◆ **Required task**
Copy out every item below word for word, line by line, with no changes.

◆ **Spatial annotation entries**
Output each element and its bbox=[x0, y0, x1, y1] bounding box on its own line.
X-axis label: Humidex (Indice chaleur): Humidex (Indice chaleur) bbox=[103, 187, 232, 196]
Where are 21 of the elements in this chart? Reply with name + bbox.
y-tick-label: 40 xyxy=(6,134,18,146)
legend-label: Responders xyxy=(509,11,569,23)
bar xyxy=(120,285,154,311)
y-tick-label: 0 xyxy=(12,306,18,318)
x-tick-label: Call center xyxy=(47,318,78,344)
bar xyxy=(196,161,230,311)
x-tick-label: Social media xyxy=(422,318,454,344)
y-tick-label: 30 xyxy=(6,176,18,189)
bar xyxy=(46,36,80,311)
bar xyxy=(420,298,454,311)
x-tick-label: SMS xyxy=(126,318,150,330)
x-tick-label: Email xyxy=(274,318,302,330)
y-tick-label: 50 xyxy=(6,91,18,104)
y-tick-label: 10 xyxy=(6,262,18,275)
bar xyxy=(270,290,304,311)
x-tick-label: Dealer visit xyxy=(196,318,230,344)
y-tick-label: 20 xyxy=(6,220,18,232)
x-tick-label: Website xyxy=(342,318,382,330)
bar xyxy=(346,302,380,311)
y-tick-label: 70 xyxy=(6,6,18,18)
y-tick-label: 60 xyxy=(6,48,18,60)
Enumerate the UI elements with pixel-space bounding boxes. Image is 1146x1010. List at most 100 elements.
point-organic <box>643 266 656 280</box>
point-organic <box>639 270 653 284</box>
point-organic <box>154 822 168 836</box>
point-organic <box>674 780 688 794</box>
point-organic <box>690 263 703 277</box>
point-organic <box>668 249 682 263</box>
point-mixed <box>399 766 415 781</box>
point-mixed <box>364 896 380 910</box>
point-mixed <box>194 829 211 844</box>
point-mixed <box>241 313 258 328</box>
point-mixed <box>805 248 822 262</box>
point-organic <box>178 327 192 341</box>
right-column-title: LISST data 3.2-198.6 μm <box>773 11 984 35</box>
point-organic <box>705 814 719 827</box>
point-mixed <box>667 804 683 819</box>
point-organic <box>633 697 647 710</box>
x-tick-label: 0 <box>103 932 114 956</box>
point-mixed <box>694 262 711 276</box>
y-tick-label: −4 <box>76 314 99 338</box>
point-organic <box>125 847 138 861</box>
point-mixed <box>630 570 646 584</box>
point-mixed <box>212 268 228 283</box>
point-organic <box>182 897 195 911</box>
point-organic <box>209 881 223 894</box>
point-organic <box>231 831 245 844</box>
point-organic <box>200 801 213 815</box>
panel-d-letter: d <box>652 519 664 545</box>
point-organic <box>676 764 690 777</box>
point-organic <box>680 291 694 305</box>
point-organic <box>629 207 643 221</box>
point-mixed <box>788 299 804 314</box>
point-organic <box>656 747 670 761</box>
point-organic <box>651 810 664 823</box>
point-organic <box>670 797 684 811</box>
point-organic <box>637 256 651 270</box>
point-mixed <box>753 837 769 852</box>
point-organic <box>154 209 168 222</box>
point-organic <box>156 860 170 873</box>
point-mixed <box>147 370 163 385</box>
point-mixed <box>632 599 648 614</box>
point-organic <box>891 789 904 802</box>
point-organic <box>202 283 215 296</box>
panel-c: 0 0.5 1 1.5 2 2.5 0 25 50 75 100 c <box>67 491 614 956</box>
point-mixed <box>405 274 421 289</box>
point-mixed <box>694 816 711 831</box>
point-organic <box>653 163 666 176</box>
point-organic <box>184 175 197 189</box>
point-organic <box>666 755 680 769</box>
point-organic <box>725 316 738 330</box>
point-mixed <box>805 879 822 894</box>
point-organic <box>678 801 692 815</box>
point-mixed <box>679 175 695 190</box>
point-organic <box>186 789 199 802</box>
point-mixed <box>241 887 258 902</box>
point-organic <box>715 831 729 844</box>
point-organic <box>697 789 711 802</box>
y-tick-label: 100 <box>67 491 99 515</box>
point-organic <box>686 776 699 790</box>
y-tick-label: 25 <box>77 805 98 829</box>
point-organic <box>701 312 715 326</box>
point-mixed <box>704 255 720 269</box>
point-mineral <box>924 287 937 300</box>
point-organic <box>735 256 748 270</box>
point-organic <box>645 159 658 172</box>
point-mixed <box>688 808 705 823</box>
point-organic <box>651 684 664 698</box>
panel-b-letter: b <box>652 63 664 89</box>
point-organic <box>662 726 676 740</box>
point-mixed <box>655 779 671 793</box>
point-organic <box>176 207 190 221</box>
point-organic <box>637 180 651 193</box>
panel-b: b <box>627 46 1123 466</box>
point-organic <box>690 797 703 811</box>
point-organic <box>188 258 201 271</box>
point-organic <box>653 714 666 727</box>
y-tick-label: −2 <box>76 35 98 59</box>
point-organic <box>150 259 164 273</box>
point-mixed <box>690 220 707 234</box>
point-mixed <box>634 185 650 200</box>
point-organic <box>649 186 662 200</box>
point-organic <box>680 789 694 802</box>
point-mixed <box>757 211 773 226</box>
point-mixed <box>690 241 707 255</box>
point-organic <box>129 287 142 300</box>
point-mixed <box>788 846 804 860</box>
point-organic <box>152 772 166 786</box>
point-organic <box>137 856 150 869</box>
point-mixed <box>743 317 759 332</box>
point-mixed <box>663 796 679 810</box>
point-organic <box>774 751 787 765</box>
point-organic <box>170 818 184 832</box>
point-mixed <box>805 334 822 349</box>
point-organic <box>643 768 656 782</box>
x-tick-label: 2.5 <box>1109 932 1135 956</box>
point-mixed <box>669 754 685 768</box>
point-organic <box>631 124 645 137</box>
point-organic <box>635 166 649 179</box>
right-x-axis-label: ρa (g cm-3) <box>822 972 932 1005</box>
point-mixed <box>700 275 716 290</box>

◆ **Task solution**
Output each element and its bbox=[x0, y0, x1, y1] bounding box on its own line.
X-axis label: Humidex (Indice chaleur): Humidex (Indice chaleur) bbox=[103, 187, 232, 196]
Where are 21 of the elements in this chart? Reply with name + bbox.
y-tick-label: 40 xyxy=(6,134,18,146)
legend-label: Responders xyxy=(509,11,569,23)
bar xyxy=(120,285,154,311)
y-tick-label: 0 xyxy=(12,306,18,318)
x-tick-label: Call center xyxy=(47,318,78,344)
bar xyxy=(196,161,230,311)
x-tick-label: Social media xyxy=(422,318,454,344)
y-tick-label: 30 xyxy=(6,176,18,189)
bar xyxy=(46,36,80,311)
bar xyxy=(420,298,454,311)
x-tick-label: SMS xyxy=(126,318,150,330)
x-tick-label: Email xyxy=(274,318,302,330)
y-tick-label: 50 xyxy=(6,91,18,104)
y-tick-label: 10 xyxy=(6,262,18,275)
bar xyxy=(270,290,304,311)
x-tick-label: Dealer visit xyxy=(196,318,230,344)
y-tick-label: 20 xyxy=(6,220,18,232)
x-tick-label: Website xyxy=(342,318,382,330)
bar xyxy=(346,302,380,311)
y-tick-label: 70 xyxy=(6,6,18,18)
y-tick-label: 60 xyxy=(6,48,18,60)
Enumerate the UI elements with pixel-space bounding boxes. Image is 1146x1010. List at most 100 elements.
point-organic <box>643 266 656 280</box>
point-organic <box>639 270 653 284</box>
point-organic <box>154 822 168 836</box>
point-organic <box>674 780 688 794</box>
point-organic <box>690 263 703 277</box>
point-organic <box>668 249 682 263</box>
point-mixed <box>399 766 415 781</box>
point-mixed <box>364 896 380 910</box>
point-mixed <box>194 829 211 844</box>
point-mixed <box>241 313 258 328</box>
point-mixed <box>805 248 822 262</box>
point-organic <box>178 327 192 341</box>
right-column-title: LISST data 3.2-198.6 μm <box>773 11 984 35</box>
point-organic <box>705 814 719 827</box>
point-mixed <box>667 804 683 819</box>
point-organic <box>633 697 647 710</box>
x-tick-label: 0 <box>103 932 114 956</box>
point-mixed <box>694 262 711 276</box>
y-tick-label: −4 <box>76 314 99 338</box>
point-organic <box>125 847 138 861</box>
point-mixed <box>630 570 646 584</box>
point-mixed <box>212 268 228 283</box>
point-organic <box>182 897 195 911</box>
point-organic <box>209 881 223 894</box>
point-organic <box>231 831 245 844</box>
point-organic <box>200 801 213 815</box>
panel-d-letter: d <box>652 519 664 545</box>
point-organic <box>676 764 690 777</box>
point-organic <box>680 291 694 305</box>
point-organic <box>629 207 643 221</box>
point-mixed <box>788 299 804 314</box>
point-organic <box>656 747 670 761</box>
point-organic <box>651 810 664 823</box>
point-organic <box>670 797 684 811</box>
point-organic <box>637 256 651 270</box>
point-mixed <box>753 837 769 852</box>
point-organic <box>154 209 168 222</box>
point-organic <box>156 860 170 873</box>
point-mixed <box>147 370 163 385</box>
point-mixed <box>632 599 648 614</box>
point-organic <box>891 789 904 802</box>
point-organic <box>202 283 215 296</box>
panel-c: 0 0.5 1 1.5 2 2.5 0 25 50 75 100 c <box>67 491 614 956</box>
point-mixed <box>405 274 421 289</box>
point-mixed <box>694 816 711 831</box>
point-organic <box>653 163 666 176</box>
point-organic <box>184 175 197 189</box>
point-organic <box>666 755 680 769</box>
point-organic <box>725 316 738 330</box>
point-mixed <box>805 879 822 894</box>
point-organic <box>678 801 692 815</box>
point-mixed <box>679 175 695 190</box>
point-organic <box>186 789 199 802</box>
point-mixed <box>241 887 258 902</box>
point-organic <box>715 831 729 844</box>
point-organic <box>697 789 711 802</box>
y-tick-label: 100 <box>67 491 99 515</box>
point-organic <box>686 776 699 790</box>
y-tick-label: 25 <box>77 805 98 829</box>
point-organic <box>701 312 715 326</box>
point-mixed <box>704 255 720 269</box>
point-mineral <box>924 287 937 300</box>
point-organic <box>735 256 748 270</box>
point-organic <box>645 159 658 172</box>
point-mixed <box>688 808 705 823</box>
point-organic <box>651 684 664 698</box>
panel-b-letter: b <box>652 63 664 89</box>
point-organic <box>662 726 676 740</box>
point-mixed <box>655 779 671 793</box>
point-organic <box>176 207 190 221</box>
point-organic <box>637 180 651 193</box>
panel-b: b <box>627 46 1123 466</box>
point-organic <box>690 797 703 811</box>
point-organic <box>188 258 201 271</box>
point-organic <box>653 714 666 727</box>
y-tick-label: −2 <box>76 35 98 59</box>
point-organic <box>150 259 164 273</box>
point-mixed <box>690 220 707 234</box>
point-mixed <box>634 185 650 200</box>
point-organic <box>649 186 662 200</box>
point-organic <box>680 789 694 802</box>
point-mixed <box>757 211 773 226</box>
point-mixed <box>690 241 707 255</box>
point-organic <box>129 287 142 300</box>
point-mixed <box>788 846 804 860</box>
point-organic <box>152 772 166 786</box>
point-organic <box>137 856 150 869</box>
point-mixed <box>743 317 759 332</box>
point-mixed <box>663 796 679 810</box>
point-organic <box>774 751 787 765</box>
point-organic <box>170 818 184 832</box>
point-mixed <box>805 334 822 349</box>
point-organic <box>643 768 656 782</box>
x-tick-label: 2.5 <box>1109 932 1135 956</box>
point-mixed <box>669 754 685 768</box>
point-organic <box>631 124 645 137</box>
point-organic <box>635 166 649 179</box>
right-x-axis-label: ρa (g cm-3) <box>822 972 932 1005</box>
point-mixed <box>700 275 716 290</box>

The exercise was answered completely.